• [Required task 1]: Translate this sentence from the editorial on Macedonia into Spanish: "The Macedonian government is pleading with the West for help."
• [Required task 2]: Reproduce the entries without any change, beginning with their first line and stopping after the line that contains "chef-card[interactable]: [557, 1215, 741, 1399]".

• [Supplied text]:
Another Balkan Crisisgreenspun.com : LUSENET : Grassroots Information Coordination Center (GICC) : One Thread
Another Balkan Crisis THE WASHINGTON POST THE WASHINGTON POST Thursday, March 22, 2001
Once again a fragile nation in the Balkans is on the verge of plunging into wholesale ethnic warfare. Once again the United States is trying to avoid getting involved.
We have been here before. In 1991 the first Bush administration ducked out of the disintegrating situation in then Yugoslavia. In 1993 the Clinton administration deemed Bosnia a problem that could be handled by the Europeans. In 1998 the administration avoided reacting to the outbreak of the bloody Serbian campaign against Albanians in Kosovo.
In each case U.S. inaction helped fuel a war that eventually, after months or years of bloodshed, forced American intervention on a far greater scale than might have been necessary to halt the crisis at the beginning. Now the Bush administration appears at risk of making the same mistake once again, in Macedonia.
As administration officials point out, Macedonia is different from Serbia or Kosovo. It is ruled by a democratic government that has been a reliable Western ally, and the Albanian minority is represented in its Parliament. But the spark is the same: An armed group, this time made up of Albanians, has declared ethnic war against the majority, in this case Macedonian Slavs. The government is fighting back, at the risk of committing excesses that polarize the country and threaten a wider war.
The fighting could easily spread to neighboring Albanian-populated areas of Kosovo and Serbia, including the sector now patrolled by U.S. troops. The Macedonian government is pleading with the West for help. The Albanian militants, who tend to regard the United States as a patron, are also waiting for a reaction.
But beyond a few public statements and low-level diplomatic contacts, the Bush administration has done little other than try to ensure that U.S. soldiers are not drawn into the fighting.
As in past Balkan crises, the administration appears to hope that others, Europeans or even the Serbs, can handle the trouble. It has worked through NATO and the Organization for Security and Cooperation in Europe, which has dispatched a veteran U.S. diplomat, Robert Frowick. U.S. officials say their goal is to bolster the Macedonian government so that it can deal with the insurgents.
But that strategy lacks the political force that can be brought to bear by the direct intervention of senior administration officials, such as Secretary of State Colin Powell and Defense Secretary Donald Rumsfeld.

• [Data excerpts]:
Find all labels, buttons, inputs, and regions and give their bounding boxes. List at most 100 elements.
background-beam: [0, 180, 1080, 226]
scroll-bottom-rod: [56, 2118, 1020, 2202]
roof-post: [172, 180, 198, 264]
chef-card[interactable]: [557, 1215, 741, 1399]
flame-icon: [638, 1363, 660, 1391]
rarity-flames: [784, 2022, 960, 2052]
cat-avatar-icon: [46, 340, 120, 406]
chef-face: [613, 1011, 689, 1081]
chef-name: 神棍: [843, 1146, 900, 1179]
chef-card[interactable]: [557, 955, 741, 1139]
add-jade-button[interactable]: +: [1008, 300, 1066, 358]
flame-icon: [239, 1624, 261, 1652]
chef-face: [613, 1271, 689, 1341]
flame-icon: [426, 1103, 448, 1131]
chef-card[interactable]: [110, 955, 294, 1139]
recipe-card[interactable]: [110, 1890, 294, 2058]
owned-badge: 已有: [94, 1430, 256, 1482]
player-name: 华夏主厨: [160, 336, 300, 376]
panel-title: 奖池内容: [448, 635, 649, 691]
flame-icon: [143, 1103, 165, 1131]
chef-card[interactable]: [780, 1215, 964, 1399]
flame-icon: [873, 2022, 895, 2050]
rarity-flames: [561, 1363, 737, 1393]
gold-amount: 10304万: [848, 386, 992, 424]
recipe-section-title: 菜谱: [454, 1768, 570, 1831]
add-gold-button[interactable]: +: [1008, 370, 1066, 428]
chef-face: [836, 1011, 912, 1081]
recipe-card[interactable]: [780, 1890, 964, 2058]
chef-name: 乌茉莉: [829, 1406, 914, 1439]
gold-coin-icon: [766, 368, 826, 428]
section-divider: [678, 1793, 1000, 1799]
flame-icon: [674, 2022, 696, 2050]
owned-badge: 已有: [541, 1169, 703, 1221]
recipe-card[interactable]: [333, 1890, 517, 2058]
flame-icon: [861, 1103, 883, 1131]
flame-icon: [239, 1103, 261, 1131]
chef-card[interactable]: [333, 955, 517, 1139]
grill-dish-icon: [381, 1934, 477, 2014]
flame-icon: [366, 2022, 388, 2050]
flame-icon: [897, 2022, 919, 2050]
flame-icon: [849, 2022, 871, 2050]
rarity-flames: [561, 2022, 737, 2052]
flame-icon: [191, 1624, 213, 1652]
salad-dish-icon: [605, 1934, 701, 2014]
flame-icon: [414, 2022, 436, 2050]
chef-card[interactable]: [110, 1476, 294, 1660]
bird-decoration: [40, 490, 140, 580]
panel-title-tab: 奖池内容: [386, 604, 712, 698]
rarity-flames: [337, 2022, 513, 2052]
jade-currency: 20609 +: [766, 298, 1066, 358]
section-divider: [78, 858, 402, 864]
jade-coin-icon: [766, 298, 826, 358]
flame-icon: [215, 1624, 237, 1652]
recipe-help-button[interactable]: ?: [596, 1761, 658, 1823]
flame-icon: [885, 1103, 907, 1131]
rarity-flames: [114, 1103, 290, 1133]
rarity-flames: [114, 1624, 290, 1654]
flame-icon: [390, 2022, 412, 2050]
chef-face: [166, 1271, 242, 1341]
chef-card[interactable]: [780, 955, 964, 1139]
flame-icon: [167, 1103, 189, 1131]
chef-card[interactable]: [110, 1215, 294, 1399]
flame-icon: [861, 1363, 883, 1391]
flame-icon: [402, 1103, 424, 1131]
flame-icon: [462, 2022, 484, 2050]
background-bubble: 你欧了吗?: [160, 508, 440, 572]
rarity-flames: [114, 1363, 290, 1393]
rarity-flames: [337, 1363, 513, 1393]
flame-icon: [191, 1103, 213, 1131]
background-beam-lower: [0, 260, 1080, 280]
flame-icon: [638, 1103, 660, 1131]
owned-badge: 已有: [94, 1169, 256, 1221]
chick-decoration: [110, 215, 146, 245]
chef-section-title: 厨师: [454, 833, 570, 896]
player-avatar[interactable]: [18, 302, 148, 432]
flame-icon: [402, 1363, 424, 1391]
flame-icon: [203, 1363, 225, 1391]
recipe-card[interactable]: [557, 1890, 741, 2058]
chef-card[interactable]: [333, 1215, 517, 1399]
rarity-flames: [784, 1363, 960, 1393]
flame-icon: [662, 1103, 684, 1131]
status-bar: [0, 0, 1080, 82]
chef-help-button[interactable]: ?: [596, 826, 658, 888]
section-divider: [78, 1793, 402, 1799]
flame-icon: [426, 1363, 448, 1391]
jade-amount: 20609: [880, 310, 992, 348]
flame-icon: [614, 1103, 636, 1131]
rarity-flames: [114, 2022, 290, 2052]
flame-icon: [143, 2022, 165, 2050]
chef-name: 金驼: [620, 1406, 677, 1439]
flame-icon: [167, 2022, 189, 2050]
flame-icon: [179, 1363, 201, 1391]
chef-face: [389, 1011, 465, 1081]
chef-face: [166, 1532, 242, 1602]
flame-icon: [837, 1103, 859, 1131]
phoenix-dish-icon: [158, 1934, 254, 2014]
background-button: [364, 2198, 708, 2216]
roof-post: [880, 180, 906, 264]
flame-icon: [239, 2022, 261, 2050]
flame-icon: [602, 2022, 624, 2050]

• [Task answer 1]: El gobierno macedonio está suplicando ayuda a Occidente.

• [Task answer 2]:
Find all labels, buttons, inputs, and regions and give their bounding boxes. List at most 100 elements.
background-beam: [0, 180, 1080, 226]
scroll-bottom-rod: [56, 2118, 1020, 2202]
roof-post: [172, 180, 198, 264]
chef-card[interactable]: [557, 1215, 741, 1399]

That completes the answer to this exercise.